_Source records_.

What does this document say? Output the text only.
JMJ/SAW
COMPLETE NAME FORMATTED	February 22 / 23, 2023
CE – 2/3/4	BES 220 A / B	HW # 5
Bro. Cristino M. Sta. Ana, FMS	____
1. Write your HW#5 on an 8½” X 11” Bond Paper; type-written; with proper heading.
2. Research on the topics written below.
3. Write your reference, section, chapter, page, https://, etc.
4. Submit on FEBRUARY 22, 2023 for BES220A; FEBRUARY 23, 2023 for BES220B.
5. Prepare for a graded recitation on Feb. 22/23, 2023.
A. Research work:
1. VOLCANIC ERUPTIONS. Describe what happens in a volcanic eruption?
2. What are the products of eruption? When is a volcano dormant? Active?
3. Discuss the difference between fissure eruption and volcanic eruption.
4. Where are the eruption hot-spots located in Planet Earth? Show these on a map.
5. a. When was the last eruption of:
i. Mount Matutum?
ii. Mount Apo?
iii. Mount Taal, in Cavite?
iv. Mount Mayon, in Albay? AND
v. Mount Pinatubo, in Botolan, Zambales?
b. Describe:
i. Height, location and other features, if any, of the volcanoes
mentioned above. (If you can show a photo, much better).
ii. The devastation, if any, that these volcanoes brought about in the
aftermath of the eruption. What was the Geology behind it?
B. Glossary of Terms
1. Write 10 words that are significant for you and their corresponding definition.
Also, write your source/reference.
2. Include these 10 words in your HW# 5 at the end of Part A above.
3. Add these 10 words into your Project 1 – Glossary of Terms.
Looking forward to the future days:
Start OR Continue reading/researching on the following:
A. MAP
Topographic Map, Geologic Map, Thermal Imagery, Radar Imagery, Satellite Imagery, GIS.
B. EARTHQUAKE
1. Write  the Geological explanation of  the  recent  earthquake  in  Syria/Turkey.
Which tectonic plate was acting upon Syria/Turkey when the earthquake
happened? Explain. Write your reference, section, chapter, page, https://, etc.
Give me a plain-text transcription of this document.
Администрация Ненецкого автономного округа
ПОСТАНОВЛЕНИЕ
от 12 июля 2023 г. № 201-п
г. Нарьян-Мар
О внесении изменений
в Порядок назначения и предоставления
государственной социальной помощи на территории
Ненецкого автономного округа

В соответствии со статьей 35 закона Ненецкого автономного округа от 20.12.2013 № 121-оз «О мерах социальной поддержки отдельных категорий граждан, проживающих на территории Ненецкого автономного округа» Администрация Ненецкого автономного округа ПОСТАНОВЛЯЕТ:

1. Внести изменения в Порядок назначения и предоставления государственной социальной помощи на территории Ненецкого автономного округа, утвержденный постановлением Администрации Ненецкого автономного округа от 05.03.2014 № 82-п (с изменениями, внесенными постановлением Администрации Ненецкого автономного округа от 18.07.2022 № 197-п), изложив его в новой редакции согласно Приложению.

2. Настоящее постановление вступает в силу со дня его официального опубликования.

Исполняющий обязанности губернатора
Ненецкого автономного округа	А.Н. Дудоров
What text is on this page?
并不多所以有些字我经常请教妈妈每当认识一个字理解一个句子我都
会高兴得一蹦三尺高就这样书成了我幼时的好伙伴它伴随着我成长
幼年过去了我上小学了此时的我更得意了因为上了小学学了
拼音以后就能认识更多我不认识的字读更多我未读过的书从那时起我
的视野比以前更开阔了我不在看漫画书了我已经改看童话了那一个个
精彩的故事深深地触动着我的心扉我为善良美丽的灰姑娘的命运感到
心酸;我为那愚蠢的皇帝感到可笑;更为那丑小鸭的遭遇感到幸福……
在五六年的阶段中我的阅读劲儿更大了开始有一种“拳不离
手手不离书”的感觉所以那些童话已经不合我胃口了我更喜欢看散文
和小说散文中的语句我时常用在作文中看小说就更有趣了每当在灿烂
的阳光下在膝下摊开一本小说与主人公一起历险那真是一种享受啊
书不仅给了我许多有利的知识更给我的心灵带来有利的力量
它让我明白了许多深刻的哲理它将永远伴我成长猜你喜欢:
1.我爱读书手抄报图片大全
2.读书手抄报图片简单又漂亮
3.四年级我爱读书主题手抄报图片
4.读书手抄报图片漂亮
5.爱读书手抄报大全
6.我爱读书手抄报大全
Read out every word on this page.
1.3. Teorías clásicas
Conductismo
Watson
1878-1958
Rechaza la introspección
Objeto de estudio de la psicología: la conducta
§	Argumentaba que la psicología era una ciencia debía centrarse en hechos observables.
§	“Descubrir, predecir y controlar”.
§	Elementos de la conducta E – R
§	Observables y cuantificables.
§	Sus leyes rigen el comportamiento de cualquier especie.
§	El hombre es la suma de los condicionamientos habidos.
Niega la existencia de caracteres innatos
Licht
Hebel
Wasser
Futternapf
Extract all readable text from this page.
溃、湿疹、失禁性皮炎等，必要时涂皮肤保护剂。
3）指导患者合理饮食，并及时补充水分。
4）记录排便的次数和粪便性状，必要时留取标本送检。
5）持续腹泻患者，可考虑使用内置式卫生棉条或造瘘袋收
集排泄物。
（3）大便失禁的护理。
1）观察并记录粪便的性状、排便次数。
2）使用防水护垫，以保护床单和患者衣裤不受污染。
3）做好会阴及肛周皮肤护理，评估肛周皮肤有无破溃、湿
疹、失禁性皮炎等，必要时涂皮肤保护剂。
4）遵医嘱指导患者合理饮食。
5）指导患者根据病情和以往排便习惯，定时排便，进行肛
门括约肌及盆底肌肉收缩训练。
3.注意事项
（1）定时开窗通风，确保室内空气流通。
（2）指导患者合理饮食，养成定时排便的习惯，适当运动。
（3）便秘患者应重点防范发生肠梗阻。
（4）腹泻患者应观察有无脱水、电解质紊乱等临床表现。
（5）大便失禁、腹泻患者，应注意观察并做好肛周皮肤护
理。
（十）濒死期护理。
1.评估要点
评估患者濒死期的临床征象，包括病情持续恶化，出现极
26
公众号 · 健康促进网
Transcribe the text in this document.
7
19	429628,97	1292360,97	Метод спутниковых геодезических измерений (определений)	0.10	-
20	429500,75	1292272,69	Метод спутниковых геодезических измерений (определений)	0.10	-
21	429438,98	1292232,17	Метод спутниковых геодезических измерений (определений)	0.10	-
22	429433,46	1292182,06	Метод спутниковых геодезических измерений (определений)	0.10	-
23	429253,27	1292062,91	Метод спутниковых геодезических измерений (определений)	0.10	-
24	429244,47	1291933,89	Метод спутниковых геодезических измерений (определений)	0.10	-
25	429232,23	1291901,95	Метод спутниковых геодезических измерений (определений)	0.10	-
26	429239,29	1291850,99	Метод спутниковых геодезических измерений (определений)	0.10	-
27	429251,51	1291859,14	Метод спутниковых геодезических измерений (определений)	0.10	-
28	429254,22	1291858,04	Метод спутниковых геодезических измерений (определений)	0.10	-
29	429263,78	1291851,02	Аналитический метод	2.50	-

_What the task requires_. The records above should be returned exactly.

_Exercise result_.
What does this document say? Output the text only.
JMJ/SAW
COMPLETE NAME FORMATTED	February 22 / 23, 2023
CE – 2/3/4	BES 220 A / B	HW # 5
Bro. Cristino M. Sta. Ana, FMS	____
1. Write your HW#5 on an 8½” X 11” Bond Paper; type-written; with proper heading.
2. Research on the topics written below.
3. Write your reference, section, chapter, page, https://, etc.
4. Submit on FEBRUARY 22, 2023 for BES220A; FEBRUARY 23, 2023 for BES220B.
5. Prepare for a graded recitation on Feb. 22/23, 2023.
A. Research work:
1. VOLCANIC ERUPTIONS. Describe what happens in a volcanic eruption?
2. What are the products of eruption? When is a volcano dormant? Active?
3. Discuss the difference between fissure eruption and volcanic eruption.
4. Where are the eruption hot-spots located in Planet Earth? Show these on a map.
5. a. When was the last eruption of:
i. Mount Matutum?
ii. Mount Apo?
iii. Mount Taal, in Cavite?
iv. Mount Mayon, in Albay? AND
v. Mount Pinatubo, in Botolan, Zambales?
b. Describe:
i. Height, location and other features, if any, of the volcanoes
mentioned above. (If you can show a photo, much better).
ii. The devastation, if any, that these volcanoes brought about in the
aftermath of the eruption. What was the Geology behind it?
B. Glossary of Terms
1. Write 10 words that are significant for you and their corresponding definition.
Also, write your source/reference.
2. Include these 10 words in your HW# 5 at the end of Part A above.
3. Add these 10 words into your Project 1 – Glossary of Terms.
Looking forward to the future days:
Start OR Continue reading/researching on the following:
A. MAP
Topographic Map, Geologic Map, Thermal Imagery, Radar Imagery, Satellite Imagery, GIS.
B. EARTHQUAKE
1. Write  the Geological explanation of  the  recent  earthquake  in  Syria/Turkey.
Which tectonic plate was acting upon Syria/Turkey when the earthquake
happened? Explain. Write your reference, section, chapter, page, https://, etc.
Give me a plain-text transcription of this document.
Администрация Ненецкого автономного округа
ПОСТАНОВЛЕНИЕ
от 12 июля 2023 г. № 201-п
г. Нарьян-Мар
О внесении изменений
в Порядок назначения и предоставления
государственной социальной помощи на территории
Ненецкого автономного округа

В соответствии со статьей 35 закона Ненецкого автономного округа от 20.12.2013 № 121-оз «О мерах социальной поддержки отдельных категорий граждан, проживающих на территории Ненецкого автономного округа» Администрация Ненецкого автономного округа ПОСТАНОВЛЯЕТ:

1. Внести изменения в Порядок назначения и предоставления государственной социальной помощи на территории Ненецкого автономного округа, утвержденный постановлением Администрации Ненецкого автономного округа от 05.03.2014 № 82-п (с изменениями, внесенными постановлением Администрации Ненецкого автономного округа от 18.07.2022 № 197-п), изложив его в новой редакции согласно Приложению.

2. Настоящее постановление вступает в силу со дня его официального опубликования.

Исполняющий обязанности губернатора
Ненецкого автономного округа	А.Н. Дудоров
What text is on this page?
并不多所以有些字我经常请教妈妈每当认识一个字理解一个句子我都
会高兴得一蹦三尺高就这样书成了我幼时的好伙伴它伴随着我成长
幼年过去了我上小学了此时的我更得意了因为上了小学学了
拼音以后就能认识更多我不认识的字读更多我未读过的书从那时起我
的视野比以前更开阔了我不在看漫画书了我已经改看童话了那一个个
精彩的故事深深地触动着我的心扉我为善良美丽的灰姑娘的命运感到
心酸;我为那愚蠢的皇帝感到可笑;更为那丑小鸭的遭遇感到幸福……
在五六年的阶段中我的阅读劲儿更大了开始有一种“拳不离
手手不离书”的感觉所以那些童话已经不合我胃口了我更喜欢看散文
和小说散文中的语句我时常用在作文中看小说就更有趣了每当在灿烂
的阳光下在膝下摊开一本小说与主人公一起历险那真是一种享受啊
书不仅给了我许多有利的知识更给我的心灵带来有利的力量
它让我明白了许多深刻的哲理它将永远伴我成长猜你喜欢:
1.我爱读书手抄报图片大全
2.读书手抄报图片简单又漂亮
3.四年级我爱读书主题手抄报图片
4.读书手抄报图片漂亮
5.爱读书手抄报大全
6.我爱读书手抄报大全
Read out every word on this page.
1.3. Teorías clásicas
Conductismo
Watson
1878-1958
Rechaza la introspección
Objeto de estudio de la psicología: la conducta
§	Argumentaba que la psicología era una ciencia debía centrarse en hechos observables.
§	“Descubrir, predecir y controlar”.
§	Elementos de la conducta E – R
§	Observables y cuantificables.
§	Sus leyes rigen el comportamiento de cualquier especie.
§	El hombre es la suma de los condicionamientos habidos.
Niega la existencia de caracteres innatos
Licht
Hebel
Wasser
Futternapf
Extract all readable text from this page.
溃、湿疹、失禁性皮炎等，必要时涂皮肤保护剂。
3）指导患者合理饮食，并及时补充水分。
4）记录排便的次数和粪便性状，必要时留取标本送检。
5）持续腹泻患者，可考虑使用内置式卫生棉条或造瘘袋收
集排泄物。
（3）大便失禁的护理。
1）观察并记录粪便的性状、排便次数。
2）使用防水护垫，以保护床单和患者衣裤不受污染。
3）做好会阴及肛周皮肤护理，评估肛周皮肤有无破溃、湿
疹、失禁性皮炎等，必要时涂皮肤保护剂。
4）遵医嘱指导患者合理饮食。
5）指导患者根据病情和以往排便习惯，定时排便，进行肛
门括约肌及盆底肌肉收缩训练。
3.注意事项
（1）定时开窗通风，确保室内空气流通。
（2）指导患者合理饮食，养成定时排便的习惯，适当运动。
（3）便秘患者应重点防范发生肠梗阻。
（4）腹泻患者应观察有无脱水、电解质紊乱等临床表现。
（5）大便失禁、腹泻患者，应注意观察并做好肛周皮肤护
理。
（十）濒死期护理。
1.评估要点
评估患者濒死期的临床征象，包括病情持续恶化，出现极
26
公众号 · 健康促进网
Transcribe the text in this document.
7
19	429628,97	1292360,97	Метод спутниковых геодезических измерений (определений)	0.10	-
20	429500,75	1292272,69	Метод спутниковых геодезических измерений (определений)	0.10	-
21	429438,98	1292232,17	Метод спутниковых геодезических измерений (определений)	0.10	-
22	429433,46	1292182,06	Метод спутниковых геодезических измерений (определений)	0.10	-
23	429253,27	1292062,91	Метод спутниковых геодезических измерений (определений)	0.10	-
24	429244,47	1291933,89	Метод спутниковых геодезических измерений (определений)	0.10	-
25	429232,23	1291901,95	Метод спутниковых геодезических измерений (определений)	0.10	-
26	429239,29	1291850,99	Метод спутниковых геодезических измерений (определений)	0.10	-
27	429251,51	1291859,14	Метод спутниковых геодезических измерений (определений)	0.10	-
28	429254,22	1291858,04	Метод спутниковых геодезических измерений (определений)	0.10	-
29	429263,78	1291851,02	Аналитический метод	2.50	-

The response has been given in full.